Records from a data source
<<<<
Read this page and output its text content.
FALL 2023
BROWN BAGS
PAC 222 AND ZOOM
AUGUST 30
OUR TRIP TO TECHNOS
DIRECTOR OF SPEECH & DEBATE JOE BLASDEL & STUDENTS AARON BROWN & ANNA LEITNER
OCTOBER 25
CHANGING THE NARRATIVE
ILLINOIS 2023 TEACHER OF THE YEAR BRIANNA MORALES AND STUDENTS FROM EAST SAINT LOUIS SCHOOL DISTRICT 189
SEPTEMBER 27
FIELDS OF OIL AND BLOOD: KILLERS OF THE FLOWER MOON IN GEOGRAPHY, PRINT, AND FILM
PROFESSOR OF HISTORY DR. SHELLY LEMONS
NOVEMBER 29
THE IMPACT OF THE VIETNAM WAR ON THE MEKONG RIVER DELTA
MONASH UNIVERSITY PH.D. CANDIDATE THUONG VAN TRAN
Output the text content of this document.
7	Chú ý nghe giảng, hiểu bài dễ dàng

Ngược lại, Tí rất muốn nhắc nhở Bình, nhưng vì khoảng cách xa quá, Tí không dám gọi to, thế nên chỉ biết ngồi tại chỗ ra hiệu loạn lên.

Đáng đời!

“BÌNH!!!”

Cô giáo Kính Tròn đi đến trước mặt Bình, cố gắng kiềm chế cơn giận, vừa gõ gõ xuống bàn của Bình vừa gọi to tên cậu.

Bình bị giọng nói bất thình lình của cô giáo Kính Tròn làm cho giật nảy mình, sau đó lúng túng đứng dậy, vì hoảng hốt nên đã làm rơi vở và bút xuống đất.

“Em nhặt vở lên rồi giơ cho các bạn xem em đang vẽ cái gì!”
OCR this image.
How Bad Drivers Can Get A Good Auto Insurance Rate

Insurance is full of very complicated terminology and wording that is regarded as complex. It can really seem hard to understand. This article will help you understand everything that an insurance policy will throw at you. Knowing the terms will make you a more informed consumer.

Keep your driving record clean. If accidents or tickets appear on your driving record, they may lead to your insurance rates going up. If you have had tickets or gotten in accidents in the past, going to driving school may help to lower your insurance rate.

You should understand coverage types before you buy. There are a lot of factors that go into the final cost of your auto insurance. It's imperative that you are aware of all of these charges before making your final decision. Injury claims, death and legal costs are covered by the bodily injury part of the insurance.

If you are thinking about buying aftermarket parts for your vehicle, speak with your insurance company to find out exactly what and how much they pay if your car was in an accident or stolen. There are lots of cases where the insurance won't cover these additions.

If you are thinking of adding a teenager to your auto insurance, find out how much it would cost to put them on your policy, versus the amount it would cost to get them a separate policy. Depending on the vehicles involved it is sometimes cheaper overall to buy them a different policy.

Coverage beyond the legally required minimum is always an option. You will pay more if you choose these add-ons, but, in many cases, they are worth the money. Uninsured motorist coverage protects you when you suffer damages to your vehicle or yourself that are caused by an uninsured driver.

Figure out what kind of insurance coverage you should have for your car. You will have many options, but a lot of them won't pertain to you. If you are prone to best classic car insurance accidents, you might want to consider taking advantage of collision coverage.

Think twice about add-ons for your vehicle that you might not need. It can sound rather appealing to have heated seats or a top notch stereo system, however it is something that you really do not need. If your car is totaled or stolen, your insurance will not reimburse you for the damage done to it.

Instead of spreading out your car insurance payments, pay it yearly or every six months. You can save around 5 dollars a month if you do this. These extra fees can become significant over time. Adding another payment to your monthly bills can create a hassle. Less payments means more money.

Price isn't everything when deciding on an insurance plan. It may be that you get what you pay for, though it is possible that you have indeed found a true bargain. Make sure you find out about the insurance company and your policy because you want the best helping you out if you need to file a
>>>>
Directions.
Recopy all the lines exactly as they appear.

Worked answer.
Read this page and output its text content.
FALL 2023
BROWN BAGS
PAC 222 AND ZOOM
AUGUST 30
OUR TRIP TO TECHNOS
DIRECTOR OF SPEECH & DEBATE JOE BLASDEL & STUDENTS AARON BROWN & ANNA LEITNER
OCTOBER 25
CHANGING THE NARRATIVE
ILLINOIS 2023 TEACHER OF THE YEAR BRIANNA MORALES AND STUDENTS FROM EAST SAINT LOUIS SCHOOL DISTRICT 189
SEPTEMBER 27
FIELDS OF OIL AND BLOOD: KILLERS OF THE FLOWER MOON IN GEOGRAPHY, PRINT, AND FILM
PROFESSOR OF HISTORY DR. SHELLY LEMONS
NOVEMBER 29
THE IMPACT OF THE VIETNAM WAR ON THE MEKONG RIVER DELTA
MONASH UNIVERSITY PH.D. CANDIDATE THUONG VAN TRAN
Output the text content of this document.
7	Chú ý nghe giảng, hiểu bài dễ dàng

Ngược lại, Tí rất muốn nhắc nhở Bình, nhưng vì khoảng cách xa quá, Tí không dám gọi to, thế nên chỉ biết ngồi tại chỗ ra hiệu loạn lên.

Đáng đời!

“BÌNH!!!”

Cô giáo Kính Tròn đi đến trước mặt Bình, cố gắng kiềm chế cơn giận, vừa gõ gõ xuống bàn của Bình vừa gọi to tên cậu.

Bình bị giọng nói bất thình lình của cô giáo Kính Tròn làm cho giật nảy mình, sau đó lúng túng đứng dậy, vì hoảng hốt nên đã làm rơi vở và bút xuống đất.

“Em nhặt vở lên rồi giơ cho các bạn xem em đang vẽ cái gì!”
OCR this image.
How Bad Drivers Can Get A Good Auto Insurance Rate

Insurance is full of very complicated terminology and wording that is regarded as complex. It can really seem hard to understand. This article will help you understand everything that an insurance policy will throw at you. Knowing the terms will make you a more informed consumer.

Keep your driving record clean. If accidents or tickets appear on your driving record, they may lead to your insurance rates going up. If you have had tickets or gotten in accidents in the past, going to driving school may help to lower your insurance rate.

You should understand coverage types before you buy. There are a lot of factors that go into the final cost of your auto insurance. It's imperative that you are aware of all of these charges before making your final decision. Injury claims, death and legal costs are covered by the bodily injury part of the insurance.

If you are thinking about buying aftermarket parts for your vehicle, speak with your insurance company to find out exactly what and how much they pay if your car was in an accident or stolen. There are lots of cases where the insurance won't cover these additions.

If you are thinking of adding a teenager to your auto insurance, find out how much it would cost to put them on your policy, versus the amount it would cost to get them a separate policy. Depending on the vehicles involved it is sometimes cheaper overall to buy them a different policy.

Coverage beyond the legally required minimum is always an option. You will pay more if you choose these add-ons, but, in many cases, they are worth the money. Uninsured motorist coverage protects you when you suffer damages to your vehicle or yourself that are caused by an uninsured driver.

Figure out what kind of insurance coverage you should have for your car. You will have many options, but a lot of them won't pertain to you. If you are prone to best classic car insurance accidents, you might want to consider taking advantage of collision coverage.

Think twice about add-ons for your vehicle that you might not need. It can sound rather appealing to have heated seats or a top notch stereo system, however it is something that you really do not need. If your car is totaled or stolen, your insurance will not reimburse you for the damage done to it.

Instead of spreading out your car insurance payments, pay it yearly or every six months. You can save around 5 dollars a month if you do this. These extra fees can become significant over time. Adding another payment to your monthly bills can create a hassle. Less payments means more money.

Price isn't everything when deciding on an insurance plan. It may be that you get what you pay for, though it is possible that you have indeed found a true bargain. Make sure you find out about the insurance company and your policy because you want the best helping you out if you need to file a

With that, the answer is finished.